─── Data supplied ───

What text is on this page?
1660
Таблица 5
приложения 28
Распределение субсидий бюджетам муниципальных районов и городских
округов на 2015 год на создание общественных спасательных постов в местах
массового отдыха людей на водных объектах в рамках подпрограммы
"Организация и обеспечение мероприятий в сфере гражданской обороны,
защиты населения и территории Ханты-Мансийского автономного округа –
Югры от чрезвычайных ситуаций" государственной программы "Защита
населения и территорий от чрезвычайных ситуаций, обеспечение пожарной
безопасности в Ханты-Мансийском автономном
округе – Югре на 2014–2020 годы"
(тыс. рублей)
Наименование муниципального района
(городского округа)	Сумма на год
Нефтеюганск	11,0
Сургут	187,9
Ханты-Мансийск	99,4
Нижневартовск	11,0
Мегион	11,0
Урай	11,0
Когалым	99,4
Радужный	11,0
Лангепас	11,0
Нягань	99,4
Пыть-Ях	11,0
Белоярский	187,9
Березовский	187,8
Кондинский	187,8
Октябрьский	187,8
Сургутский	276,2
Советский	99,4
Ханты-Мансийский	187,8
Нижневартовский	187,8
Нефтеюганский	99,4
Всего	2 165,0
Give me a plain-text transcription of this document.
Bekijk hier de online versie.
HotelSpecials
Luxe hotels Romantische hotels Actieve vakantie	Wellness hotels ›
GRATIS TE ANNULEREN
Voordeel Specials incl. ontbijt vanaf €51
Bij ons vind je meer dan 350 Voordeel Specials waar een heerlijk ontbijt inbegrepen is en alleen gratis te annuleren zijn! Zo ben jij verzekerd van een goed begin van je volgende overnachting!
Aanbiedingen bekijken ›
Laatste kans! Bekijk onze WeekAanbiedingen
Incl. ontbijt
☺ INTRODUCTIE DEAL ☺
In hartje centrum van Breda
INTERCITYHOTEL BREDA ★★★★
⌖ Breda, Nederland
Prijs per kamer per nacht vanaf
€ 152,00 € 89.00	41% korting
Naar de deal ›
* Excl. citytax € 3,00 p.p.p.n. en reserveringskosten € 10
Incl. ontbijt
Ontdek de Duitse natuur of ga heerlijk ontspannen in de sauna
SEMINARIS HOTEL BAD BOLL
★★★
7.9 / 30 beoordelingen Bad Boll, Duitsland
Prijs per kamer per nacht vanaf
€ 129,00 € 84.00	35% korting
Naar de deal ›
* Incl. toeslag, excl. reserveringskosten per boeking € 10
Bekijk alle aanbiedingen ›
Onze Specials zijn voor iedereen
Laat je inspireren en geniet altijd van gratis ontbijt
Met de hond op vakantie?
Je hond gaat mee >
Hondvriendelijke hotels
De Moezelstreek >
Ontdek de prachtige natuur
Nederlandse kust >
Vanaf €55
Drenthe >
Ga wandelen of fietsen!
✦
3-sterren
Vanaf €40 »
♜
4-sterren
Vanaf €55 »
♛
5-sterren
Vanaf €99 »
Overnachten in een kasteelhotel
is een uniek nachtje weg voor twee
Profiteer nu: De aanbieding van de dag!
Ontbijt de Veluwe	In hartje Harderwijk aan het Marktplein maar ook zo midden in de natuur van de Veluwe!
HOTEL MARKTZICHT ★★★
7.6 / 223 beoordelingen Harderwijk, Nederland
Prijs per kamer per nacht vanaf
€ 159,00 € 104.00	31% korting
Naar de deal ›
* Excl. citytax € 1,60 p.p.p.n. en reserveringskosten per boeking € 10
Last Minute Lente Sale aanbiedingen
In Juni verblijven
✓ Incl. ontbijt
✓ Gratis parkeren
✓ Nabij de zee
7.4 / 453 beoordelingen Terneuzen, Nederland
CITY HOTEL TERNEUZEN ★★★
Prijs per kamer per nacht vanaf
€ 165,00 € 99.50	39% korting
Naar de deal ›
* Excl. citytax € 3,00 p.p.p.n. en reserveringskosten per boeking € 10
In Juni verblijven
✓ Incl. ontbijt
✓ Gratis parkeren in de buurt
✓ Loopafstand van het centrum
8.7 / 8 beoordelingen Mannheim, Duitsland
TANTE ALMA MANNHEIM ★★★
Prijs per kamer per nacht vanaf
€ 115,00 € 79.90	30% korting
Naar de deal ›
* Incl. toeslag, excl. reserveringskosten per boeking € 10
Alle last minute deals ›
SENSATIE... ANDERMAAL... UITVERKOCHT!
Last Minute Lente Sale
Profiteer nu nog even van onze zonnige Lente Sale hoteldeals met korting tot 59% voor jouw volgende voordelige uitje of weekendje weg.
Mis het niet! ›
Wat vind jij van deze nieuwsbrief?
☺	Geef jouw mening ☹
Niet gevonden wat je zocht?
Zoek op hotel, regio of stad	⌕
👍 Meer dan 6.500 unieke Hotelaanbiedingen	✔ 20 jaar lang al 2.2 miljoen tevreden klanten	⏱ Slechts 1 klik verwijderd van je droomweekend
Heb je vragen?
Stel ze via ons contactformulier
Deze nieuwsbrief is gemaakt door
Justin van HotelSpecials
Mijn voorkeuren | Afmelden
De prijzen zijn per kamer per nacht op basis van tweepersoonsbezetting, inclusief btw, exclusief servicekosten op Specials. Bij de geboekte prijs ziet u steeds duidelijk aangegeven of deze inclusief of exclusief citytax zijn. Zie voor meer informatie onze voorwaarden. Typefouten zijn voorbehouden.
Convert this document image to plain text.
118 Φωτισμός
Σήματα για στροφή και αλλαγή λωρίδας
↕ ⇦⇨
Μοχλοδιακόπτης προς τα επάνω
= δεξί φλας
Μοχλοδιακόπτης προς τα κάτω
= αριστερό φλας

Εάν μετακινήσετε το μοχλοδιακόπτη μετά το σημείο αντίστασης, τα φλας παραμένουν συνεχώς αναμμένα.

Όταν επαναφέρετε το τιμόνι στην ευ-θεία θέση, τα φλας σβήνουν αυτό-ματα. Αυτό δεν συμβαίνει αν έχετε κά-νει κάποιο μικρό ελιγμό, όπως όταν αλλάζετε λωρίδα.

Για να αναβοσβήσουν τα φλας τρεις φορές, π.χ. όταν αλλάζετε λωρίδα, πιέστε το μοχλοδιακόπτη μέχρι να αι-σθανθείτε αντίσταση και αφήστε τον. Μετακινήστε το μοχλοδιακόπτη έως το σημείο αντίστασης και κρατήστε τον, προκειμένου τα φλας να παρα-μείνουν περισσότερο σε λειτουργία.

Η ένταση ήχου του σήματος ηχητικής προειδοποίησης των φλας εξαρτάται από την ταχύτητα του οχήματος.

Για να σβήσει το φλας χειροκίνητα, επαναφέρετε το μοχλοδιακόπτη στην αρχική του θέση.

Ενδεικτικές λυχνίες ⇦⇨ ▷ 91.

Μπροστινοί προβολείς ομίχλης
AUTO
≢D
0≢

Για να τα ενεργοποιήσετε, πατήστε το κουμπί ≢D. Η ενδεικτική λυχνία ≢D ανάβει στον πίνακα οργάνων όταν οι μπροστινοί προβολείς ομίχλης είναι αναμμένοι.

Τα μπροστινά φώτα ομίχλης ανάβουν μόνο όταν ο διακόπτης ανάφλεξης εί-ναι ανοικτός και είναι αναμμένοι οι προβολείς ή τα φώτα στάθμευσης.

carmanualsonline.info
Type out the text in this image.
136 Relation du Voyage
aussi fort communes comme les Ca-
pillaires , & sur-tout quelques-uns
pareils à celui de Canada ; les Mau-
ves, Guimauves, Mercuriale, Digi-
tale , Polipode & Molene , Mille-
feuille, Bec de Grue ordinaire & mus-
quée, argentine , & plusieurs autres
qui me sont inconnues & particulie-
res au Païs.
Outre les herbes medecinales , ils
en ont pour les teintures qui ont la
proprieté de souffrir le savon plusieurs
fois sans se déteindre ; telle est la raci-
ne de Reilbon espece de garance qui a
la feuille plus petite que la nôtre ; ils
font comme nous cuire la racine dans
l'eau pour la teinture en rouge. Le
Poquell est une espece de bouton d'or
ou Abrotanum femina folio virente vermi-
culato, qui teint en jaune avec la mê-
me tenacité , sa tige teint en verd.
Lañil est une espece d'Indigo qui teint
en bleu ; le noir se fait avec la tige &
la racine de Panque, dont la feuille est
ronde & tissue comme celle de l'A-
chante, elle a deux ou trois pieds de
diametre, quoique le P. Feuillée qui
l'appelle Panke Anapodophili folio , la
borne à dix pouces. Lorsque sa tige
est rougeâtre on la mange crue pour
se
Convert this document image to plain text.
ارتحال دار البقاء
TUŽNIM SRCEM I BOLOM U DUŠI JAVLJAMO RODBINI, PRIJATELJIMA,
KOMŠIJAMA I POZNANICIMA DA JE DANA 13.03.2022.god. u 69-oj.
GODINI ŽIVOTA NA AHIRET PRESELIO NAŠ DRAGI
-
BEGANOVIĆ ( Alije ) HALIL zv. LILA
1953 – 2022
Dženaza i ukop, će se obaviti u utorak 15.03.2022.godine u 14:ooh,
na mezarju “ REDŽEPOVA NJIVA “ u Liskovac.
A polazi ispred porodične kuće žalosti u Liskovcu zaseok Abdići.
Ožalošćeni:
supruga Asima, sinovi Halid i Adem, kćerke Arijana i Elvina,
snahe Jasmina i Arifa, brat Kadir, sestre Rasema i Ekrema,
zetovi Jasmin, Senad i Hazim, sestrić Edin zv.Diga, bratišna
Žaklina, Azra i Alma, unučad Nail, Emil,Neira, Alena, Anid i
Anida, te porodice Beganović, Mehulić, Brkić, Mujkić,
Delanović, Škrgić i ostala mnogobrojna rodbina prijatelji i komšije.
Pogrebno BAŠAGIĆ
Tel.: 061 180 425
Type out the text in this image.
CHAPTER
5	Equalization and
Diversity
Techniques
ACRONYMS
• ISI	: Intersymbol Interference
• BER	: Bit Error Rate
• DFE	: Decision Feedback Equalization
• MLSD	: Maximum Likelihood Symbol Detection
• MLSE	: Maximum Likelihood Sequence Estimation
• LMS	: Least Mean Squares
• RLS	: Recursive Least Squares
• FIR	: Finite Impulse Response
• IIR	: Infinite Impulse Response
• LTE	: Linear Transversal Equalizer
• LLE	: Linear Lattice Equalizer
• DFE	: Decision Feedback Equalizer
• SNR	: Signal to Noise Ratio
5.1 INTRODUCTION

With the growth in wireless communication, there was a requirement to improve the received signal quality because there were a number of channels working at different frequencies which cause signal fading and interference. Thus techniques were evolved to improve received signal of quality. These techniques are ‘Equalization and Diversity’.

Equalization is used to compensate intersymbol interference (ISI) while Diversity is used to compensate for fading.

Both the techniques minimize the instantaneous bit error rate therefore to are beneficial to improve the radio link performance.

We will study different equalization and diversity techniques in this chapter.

───

• _Exercise task_
Provide the number of lines containing the string "σημείο", with no other output.

• _Task answer_
2